> _Exercise_
Copy all of the records below verbatim.

> _Material provided_

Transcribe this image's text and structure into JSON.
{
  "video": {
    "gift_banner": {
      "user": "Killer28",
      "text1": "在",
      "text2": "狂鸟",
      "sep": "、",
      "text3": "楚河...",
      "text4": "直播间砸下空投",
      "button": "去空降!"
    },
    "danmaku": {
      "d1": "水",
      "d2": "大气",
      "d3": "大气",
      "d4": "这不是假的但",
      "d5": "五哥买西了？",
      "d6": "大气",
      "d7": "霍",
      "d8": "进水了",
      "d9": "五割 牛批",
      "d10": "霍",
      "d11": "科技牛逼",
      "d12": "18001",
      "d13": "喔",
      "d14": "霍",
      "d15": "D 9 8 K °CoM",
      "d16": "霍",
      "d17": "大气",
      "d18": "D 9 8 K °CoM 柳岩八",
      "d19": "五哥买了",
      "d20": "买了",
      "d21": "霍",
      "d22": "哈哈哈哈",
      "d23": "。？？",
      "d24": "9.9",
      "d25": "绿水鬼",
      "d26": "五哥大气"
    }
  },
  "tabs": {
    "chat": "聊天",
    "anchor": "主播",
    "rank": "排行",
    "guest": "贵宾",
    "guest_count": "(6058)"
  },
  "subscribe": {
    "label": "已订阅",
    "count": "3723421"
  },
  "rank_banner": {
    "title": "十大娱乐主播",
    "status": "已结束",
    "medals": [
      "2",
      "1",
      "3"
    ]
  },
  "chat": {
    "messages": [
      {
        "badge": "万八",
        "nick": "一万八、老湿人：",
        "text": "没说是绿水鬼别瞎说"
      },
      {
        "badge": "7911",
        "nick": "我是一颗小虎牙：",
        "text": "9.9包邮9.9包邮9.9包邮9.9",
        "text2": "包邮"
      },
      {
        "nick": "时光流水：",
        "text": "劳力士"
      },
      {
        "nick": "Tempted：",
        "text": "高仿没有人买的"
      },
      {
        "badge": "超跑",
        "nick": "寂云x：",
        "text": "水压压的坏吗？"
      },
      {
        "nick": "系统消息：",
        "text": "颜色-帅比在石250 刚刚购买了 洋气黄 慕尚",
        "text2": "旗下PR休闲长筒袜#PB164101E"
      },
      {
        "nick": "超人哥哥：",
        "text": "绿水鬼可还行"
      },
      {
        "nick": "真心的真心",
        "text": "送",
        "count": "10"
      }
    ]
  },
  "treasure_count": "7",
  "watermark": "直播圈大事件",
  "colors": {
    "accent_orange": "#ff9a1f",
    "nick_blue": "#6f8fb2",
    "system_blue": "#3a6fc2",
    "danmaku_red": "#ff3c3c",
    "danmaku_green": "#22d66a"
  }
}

> _Worked solution_
Transcribe this image's text and structure into JSON.
{
  "video": {
    "gift_banner": {
      "user": "Killer28",
      "text1": "在",
      "text2": "狂鸟",
      "sep": "、",
      "text3": "楚河...",
      "text4": "直播间砸下空投",
      "button": "去空降!"
    },
    "danmaku": {
      "d1": "水",
      "d2": "大气",
      "d3": "大气",
      "d4": "这不是假的但",
      "d5": "五哥买西了？",
      "d6": "大气",
      "d7": "霍",
      "d8": "进水了",
      "d9": "五割 牛批",
      "d10": "霍",
      "d11": "科技牛逼",
      "d12": "18001",
      "d13": "喔",
      "d14": "霍",
      "d15": "D 9 8 K °CoM",
      "d16": "霍",
      "d17": "大气",
      "d18": "D 9 8 K °CoM 柳岩八",
      "d19": "五哥买了",
      "d20": "买了",
      "d21": "霍",
      "d22": "哈哈哈哈",
      "d23": "。？？",
      "d24": "9.9",
      "d25": "绿水鬼",
      "d26": "五哥大气"
    }
  },
  "tabs": {
    "chat": "聊天",
    "anchor": "主播",
    "rank": "排行",
    "guest": "贵宾",
    "guest_count": "(6058)"
  },
  "subscribe": {
    "label": "已订阅",
    "count": "3723421"
  },
  "rank_banner": {
    "title": "十大娱乐主播",
    "status": "已结束",
    "medals": [
      "2",
      "1",
      "3"
    ]
  },
  "chat": {
    "messages": [
      {
        "badge": "万八",
        "nick": "一万八、老湿人：",
        "text": "没说是绿水鬼别瞎说"
      },
      {
        "badge": "7911",
        "nick": "我是一颗小虎牙：",
        "text": "9.9包邮9.9包邮9.9包邮9.9",
        "text2": "包邮"
      },
      {
        "nick": "时光流水：",
        "text": "劳力士"
      },
      {
        "nick": "Tempted：",
        "text": "高仿没有人买的"
      },
      {
        "badge": "超跑",
        "nick": "寂云x：",
        "text": "水压压的坏吗？"
      },
      {
        "nick": "系统消息：",
        "text": "颜色-帅比在石250 刚刚购买了 洋气黄 慕尚",
        "text2": "旗下PR休闲长筒袜#PB164101E"
      },
      {
        "nick": "超人哥哥：",
        "text": "绿水鬼可还行"
      },
      {
        "nick": "真心的真心",
        "text": "送",
        "count": "10"
      }
    ]
  },
  "treasure_count": "7",
  "watermark": "直播圈大事件",
  "colors": {
    "accent_orange": "#ff9a1f",
    "nick_blue": "#6f8fb2",
    "system_blue": "#3a6fc2",
    "danmaku_red": "#ff3c3c",
    "danmaku_green": "#22d66a"
  }
}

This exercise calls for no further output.